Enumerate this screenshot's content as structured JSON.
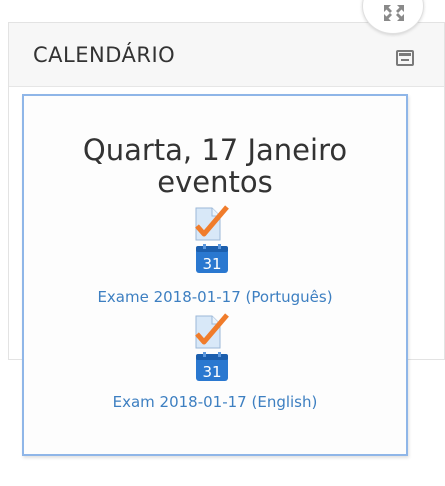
{
  "block": {
    "title": "CALENDÁRIO"
  },
  "popup": {
    "title_line1": "Quarta, 17 Janeiro",
    "title_line2": "eventos",
    "events": [
      {
        "label": "Exame 2018-01-17 (Português)",
        "calendar_day": "31"
      },
      {
        "label": "Exam 2018-01-17 (English)",
        "calendar_day": "31"
      }
    ]
  },
  "colors": {
    "link": "#3d7fc1",
    "popup_border": "#8fb6e8",
    "check": "#f07c2b",
    "calendar": "#2a78d0"
  },
  "icons": {
    "fullscreen": "expand-arrows-icon",
    "collapse": "minimize-window-icon",
    "event": "assignment-check-icon",
    "calendar": "calendar-icon"
  }
}
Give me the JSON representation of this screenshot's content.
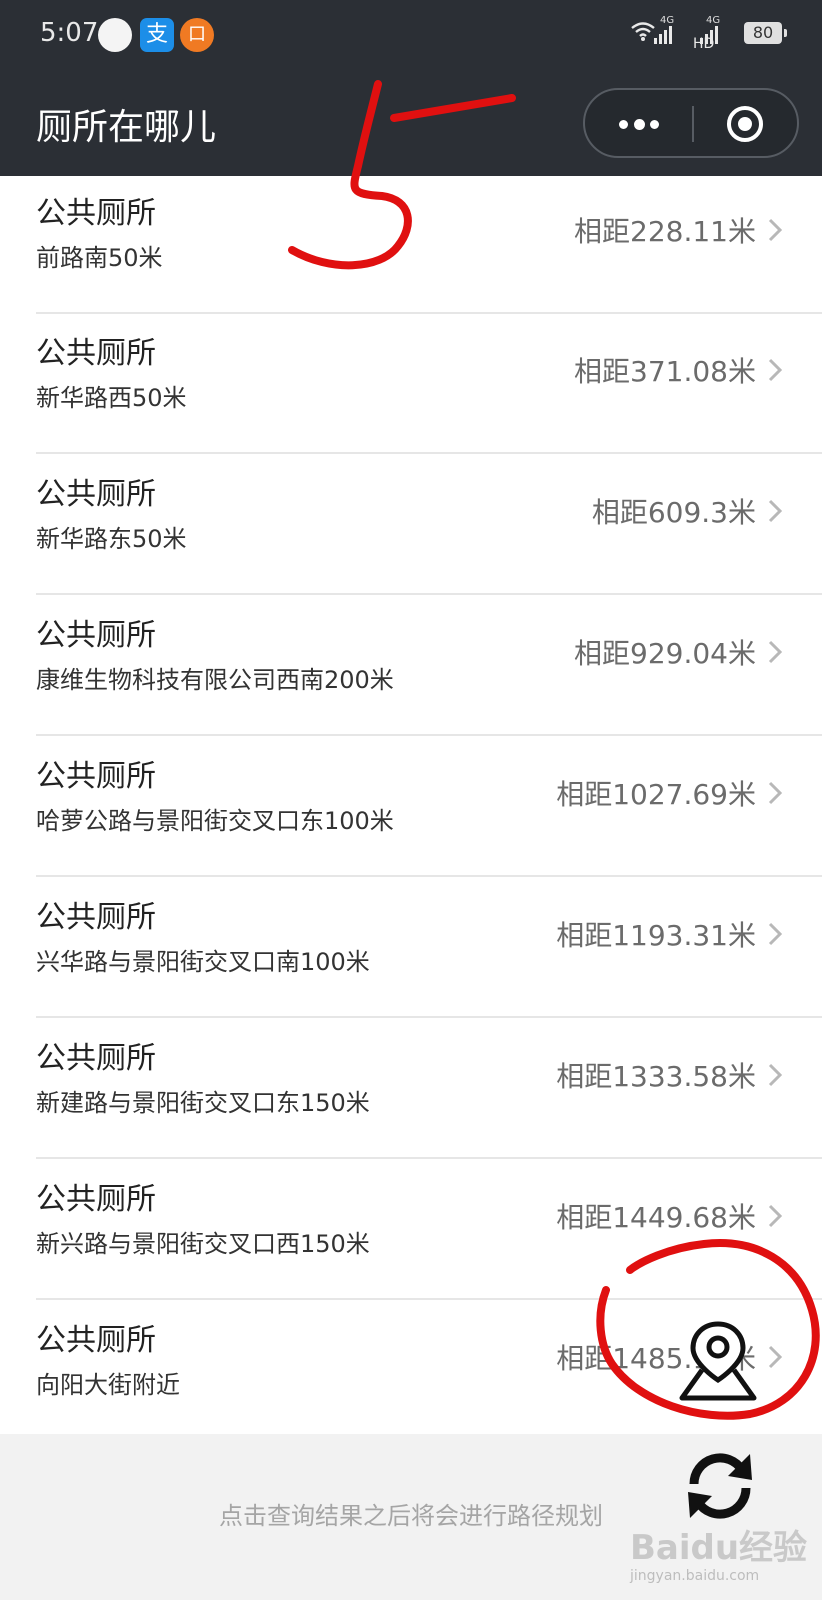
{
  "status_bar": {
    "time": "5:07",
    "network_1": "4G",
    "network_2": "4G",
    "hd": "HD",
    "battery": "80",
    "icons": [
      "notification-dot-icon",
      "alipay-icon",
      "app-badge-icon",
      "wifi-icon",
      "signal-icon",
      "battery-icon"
    ],
    "alipay_glyph": "支",
    "app_glyph": "口"
  },
  "nav": {
    "title": "厕所在哪儿"
  },
  "list": [
    {
      "name": "公共厕所",
      "address": "前路南50米",
      "distance": "相距228.11米"
    },
    {
      "name": "公共厕所",
      "address": "新华路西50米",
      "distance": "相距371.08米"
    },
    {
      "name": "公共厕所",
      "address": "新华路东50米",
      "distance": "相距609.3米"
    },
    {
      "name": "公共厕所",
      "address": "康维生物科技有限公司西南200米",
      "distance": "相距929.04米"
    },
    {
      "name": "公共厕所",
      "address": "哈萝公路与景阳街交叉口东100米",
      "distance": "相距1027.69米"
    },
    {
      "name": "公共厕所",
      "address": "兴华路与景阳街交叉口南100米",
      "distance": "相距1193.31米"
    },
    {
      "name": "公共厕所",
      "address": "新建路与景阳街交叉口东150米",
      "distance": "相距1333.58米"
    },
    {
      "name": "公共厕所",
      "address": "新兴路与景阳街交叉口西150米",
      "distance": "相距1449.68米"
    },
    {
      "name": "公共厕所",
      "address": "向阳大街附近",
      "distance": "相距1485.19米"
    }
  ],
  "footer": {
    "note": "点击查询结果之后将会进行路径规划"
  },
  "watermark": {
    "text": "Baidu经验",
    "url": "jingyan.baidu.com"
  },
  "annotation": {
    "number": "5",
    "color": "#e01010"
  },
  "colors": {
    "nav_bg": "#2b2f35",
    "list_bg": "#ffffff",
    "page_bg": "#f2f2f2"
  }
}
——
▸ **Task description**
Reproduce, word for word, every line from the one that contains "Give me the" to the end of the data, including both ends; omit all pictures.

▸ **Task result**
Give me the JSON representation of this screenshot's content.
{
  "status_bar": {
    "time": "5:07",
    "network_1": "4G",
    "network_2": "4G",
    "hd": "HD",
    "battery": "80",
    "icons": [
      "notification-dot-icon",
      "alipay-icon",
      "app-badge-icon",
      "wifi-icon",
      "signal-icon",
      "battery-icon"
    ],
    "alipay_glyph": "支",
    "app_glyph": "口"
  },
  "nav": {
    "title": "厕所在哪儿"
  },
  "list": [
    {
      "name": "公共厕所",
      "address": "前路南50米",
      "distance": "相距228.11米"
    },
    {
      "name": "公共厕所",
      "address": "新华路西50米",
      "distance": "相距371.08米"
    },
    {
      "name": "公共厕所",
      "address": "新华路东50米",
      "distance": "相距609.3米"
    },
    {
      "name": "公共厕所",
      "address": "康维生物科技有限公司西南200米",
      "distance": "相距929.04米"
    },
    {
      "name": "公共厕所",
      "address": "哈萝公路与景阳街交叉口东100米",
      "distance": "相距1027.69米"
    },
    {
      "name": "公共厕所",
      "address": "兴华路与景阳街交叉口南100米",
      "distance": "相距1193.31米"
    },
    {
      "name": "公共厕所",
      "address": "新建路与景阳街交叉口东150米",
      "distance": "相距1333.58米"
    },
    {
      "name": "公共厕所",
      "address": "新兴路与景阳街交叉口西150米",
      "distance": "相距1449.68米"
    },
    {
      "name": "公共厕所",
      "address": "向阳大街附近",
      "distance": "相距1485.19米"
    }
  ],
  "footer": {
    "note": "点击查询结果之后将会进行路径规划"
  },
  "watermark": {
    "text": "Baidu经验",
    "url": "jingyan.baidu.com"
  },
  "annotation": {
    "number": "5",
    "color": "#e01010"
  },
  "colors": {
    "nav_bg": "#2b2f35",
    "list_bg": "#ffffff",
    "page_bg": "#f2f2f2"
  }
}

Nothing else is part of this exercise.